### PROBLEM DETAILS
Pull each line containing "telecom" out of the data and copy it.

========================================

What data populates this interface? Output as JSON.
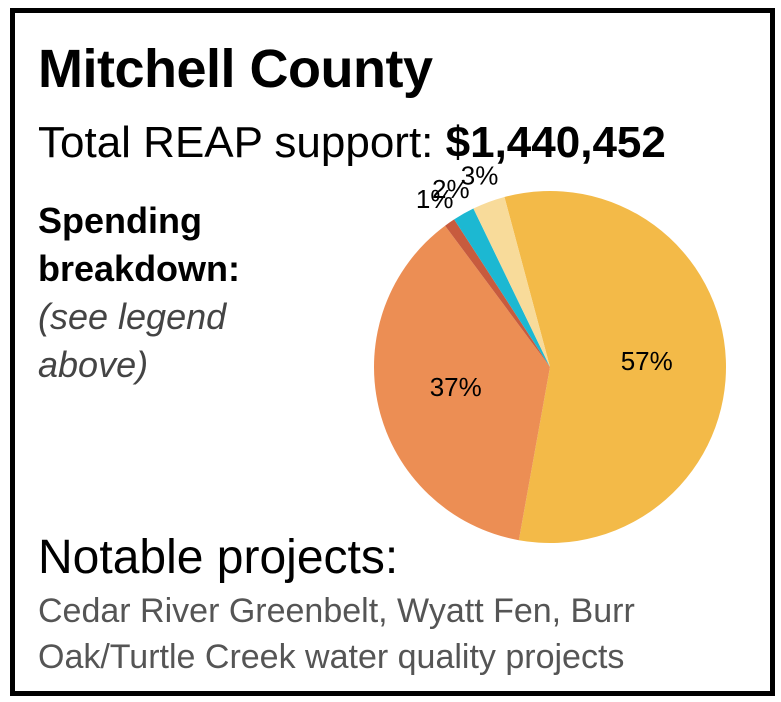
{
  "card": {
    "title": "Mitchell County",
    "total_label": "Total REAP support:",
    "total_value": "$1,440,452",
    "breakdown_heading_1": "Spending",
    "breakdown_heading_2": "breakdown:",
    "breakdown_note_1": "(see legend",
    "breakdown_note_2": "above)",
    "notable_heading": "Notable projects:",
    "notable_text": "Cedar River Greenbelt, Wyatt Fen, Burr Oak/Turtle Creek water quality projects"
  },
  "chart_data": {
    "type": "pie",
    "slices": [
      {
        "value": 57,
        "label": "57%",
        "color": "#F3BA48"
      },
      {
        "value": 37,
        "label": "37%",
        "color": "#EC8E54"
      },
      {
        "value": 1,
        "label": "1%",
        "color": "#C75B3E"
      },
      {
        "value": 2,
        "label": "2%",
        "color": "#1CB8D2"
      },
      {
        "value": 3,
        "label": "3%",
        "color": "#F8DB9A"
      }
    ]
  }
}
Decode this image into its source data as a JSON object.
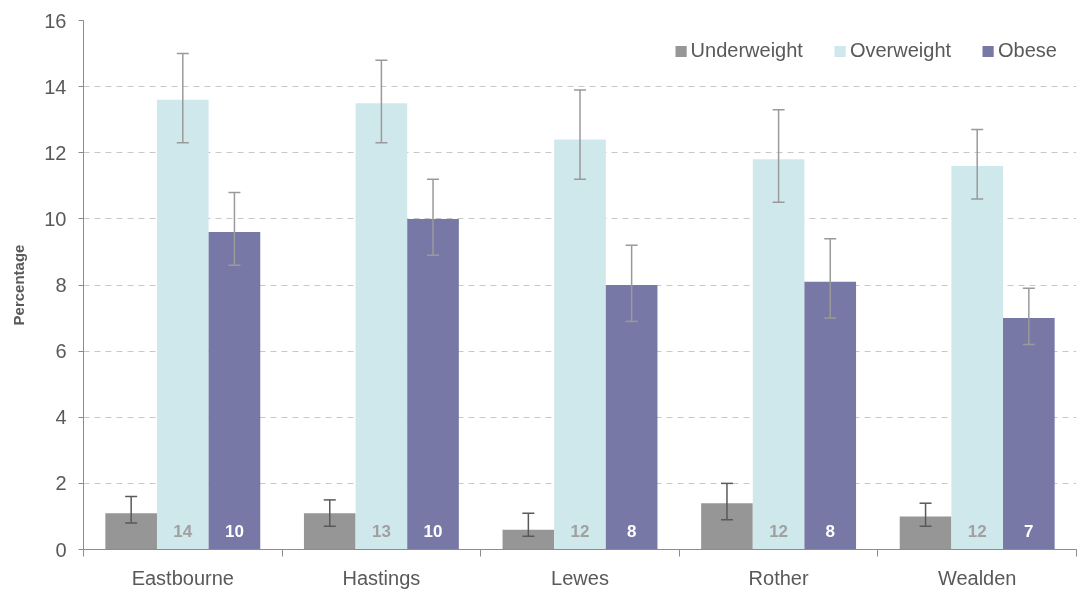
{
  "chart_data": {
    "type": "bar",
    "ylabel": "Percentage",
    "categories": [
      "Eastbourne",
      "Hastings",
      "Lewes",
      "Rother",
      "Wealden"
    ],
    "series": [
      {
        "name": "Underweight",
        "color": "#969696",
        "values": [
          1.1,
          1.1,
          0.6,
          1.4,
          1.0
        ],
        "errors": [
          [
            0.8,
            1.6
          ],
          [
            0.7,
            1.5
          ],
          [
            0.4,
            1.1
          ],
          [
            0.9,
            2.0
          ],
          [
            0.7,
            1.4
          ]
        ]
      },
      {
        "name": "Overweight",
        "color": "#cfe8ec",
        "values": [
          13.6,
          13.5,
          12.4,
          11.8,
          11.6
        ],
        "errors": [
          [
            12.3,
            15.0
          ],
          [
            12.3,
            14.8
          ],
          [
            11.2,
            13.9
          ],
          [
            10.5,
            13.3
          ],
          [
            10.6,
            12.7
          ]
        ],
        "value_labels": [
          "14",
          "13",
          "12",
          "12",
          "12"
        ]
      },
      {
        "name": "Obese",
        "color": "#7878a6",
        "values": [
          9.6,
          10.0,
          8.0,
          8.1,
          7.0
        ],
        "errors": [
          [
            8.6,
            10.8
          ],
          [
            8.9,
            11.2
          ],
          [
            6.9,
            9.2
          ],
          [
            7.0,
            9.4
          ],
          [
            6.2,
            7.9
          ]
        ],
        "value_labels": [
          "10",
          "10",
          "8",
          "8",
          "7"
        ]
      }
    ],
    "ylim": [
      0,
      16
    ],
    "yticks": [
      0,
      2,
      4,
      6,
      8,
      10,
      12,
      14,
      16
    ],
    "grid": "y",
    "legend": "top right"
  }
}
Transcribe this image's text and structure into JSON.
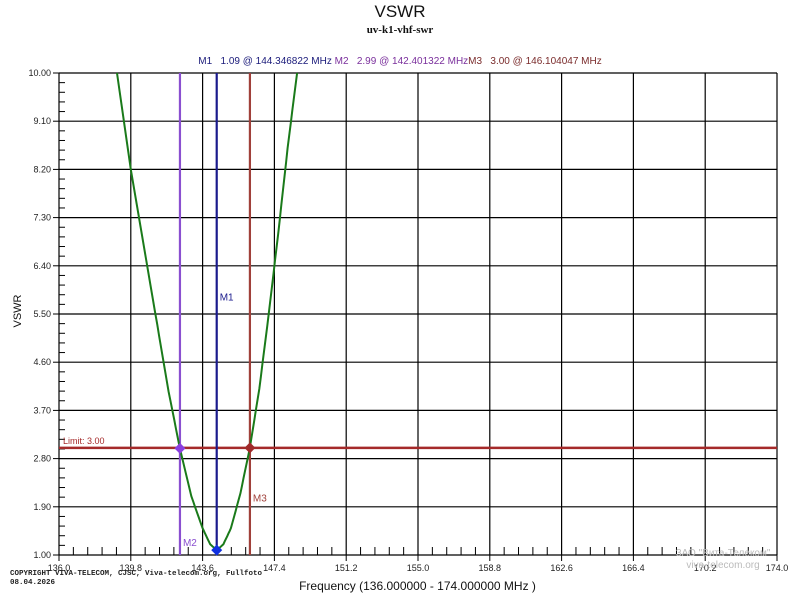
{
  "header": {
    "title": "VSWR",
    "subtitle": "uv-k1-vhf-swr"
  },
  "markers_readout": [
    {
      "label": "M1",
      "text": "M1   1.09 @ 144.346822 MHz ",
      "color": "#1a1a7a"
    },
    {
      "label": "M2",
      "text": "M2   2.99 @ 142.401322 MHz",
      "color": "#7a2f9c"
    },
    {
      "label": "M3",
      "text": "M3   3.00 @ 146.104047 MHz",
      "color": "#7a2b2b"
    }
  ],
  "axes": {
    "ylabel": "VSWR",
    "xlabel": "Frequency (136.000000 - 174.000000 MHz )"
  },
  "footer": {
    "copyright_line1": "COPYRIGHT VIVA-TELECOM, CJSC, Viva-telecom.org, Fullfoto",
    "copyright_line2": "08.04.2026",
    "watermark_line1": "ЗАО \"Вита-Телеком\"",
    "watermark_line2": "viva-telecom.org"
  },
  "limit": {
    "label": "Limit: 3.00",
    "value": 3.0,
    "color": "#a52a2a"
  },
  "colors": {
    "curve": "#1a7a1a",
    "m1": "#1a1a8c",
    "m1_diamond": "#1030e0",
    "m2": "#8a4fd0",
    "m2_diamond": "#8a3fe0",
    "m3": "#a0403a",
    "m3_diamond": "#a02a2a",
    "grid": "#000000"
  },
  "chart_data": {
    "type": "line",
    "title": "VSWR",
    "subtitle": "uv-k1-vhf-swr",
    "xlabel": "Frequency (136.000000 - 174.000000 MHz )",
    "ylabel": "VSWR",
    "xlim": [
      136.0,
      174.0
    ],
    "ylim": [
      1.0,
      10.0
    ],
    "x_ticks": [
      "136.0",
      "139.8",
      "143.6",
      "147.4",
      "151.2",
      "155.0",
      "158.8",
      "162.6",
      "166.4",
      "170.2",
      "174.0"
    ],
    "y_ticks": [
      "1.00",
      "1.90",
      "2.80",
      "3.70",
      "4.60",
      "5.50",
      "6.40",
      "7.30",
      "8.20",
      "9.10",
      "10.00"
    ],
    "grid": true,
    "series": [
      {
        "name": "VSWR",
        "x": [
          139.07,
          139.8,
          140.5,
          141.2,
          141.8,
          142.4,
          143.0,
          143.6,
          144.0,
          144.35,
          144.7,
          145.1,
          145.6,
          146.1,
          146.6,
          147.1,
          147.6,
          148.1,
          148.6
        ],
        "y": [
          10.0,
          8.2,
          6.75,
          5.3,
          4.05,
          2.99,
          2.1,
          1.5,
          1.2,
          1.09,
          1.2,
          1.5,
          2.15,
          3.0,
          4.1,
          5.5,
          7.0,
          8.6,
          10.0
        ]
      }
    ],
    "markers": [
      {
        "name": "M1",
        "x": 144.346822,
        "y": 1.09
      },
      {
        "name": "M2",
        "x": 142.401322,
        "y": 2.99
      },
      {
        "name": "M3",
        "x": 146.104047,
        "y": 3.0
      }
    ],
    "annotations": [
      {
        "type": "hline",
        "y": 3.0,
        "label": "Limit: 3.00"
      }
    ]
  }
}
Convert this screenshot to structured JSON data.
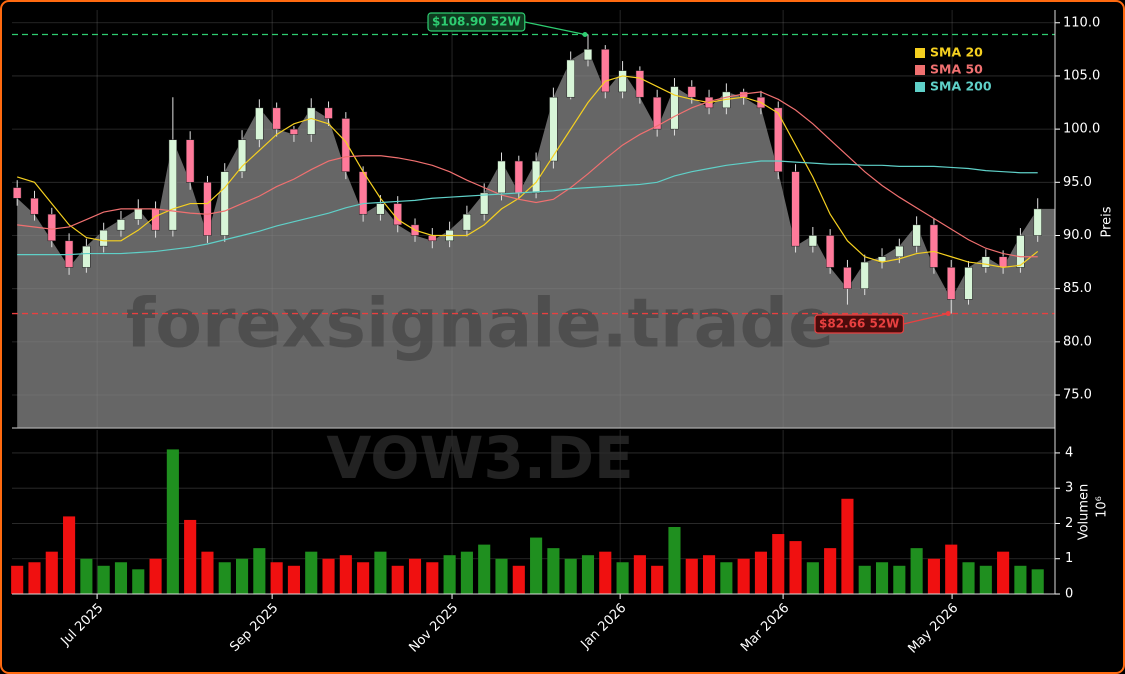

========================================

### WRITTEN SOLUTION
    "copyright_line1": "COPYRIGHT VIVA-TELECOM, CJSC, Viva-telecom.org, Fullfoto",
    "watermark_line2": "viva-telecom.org"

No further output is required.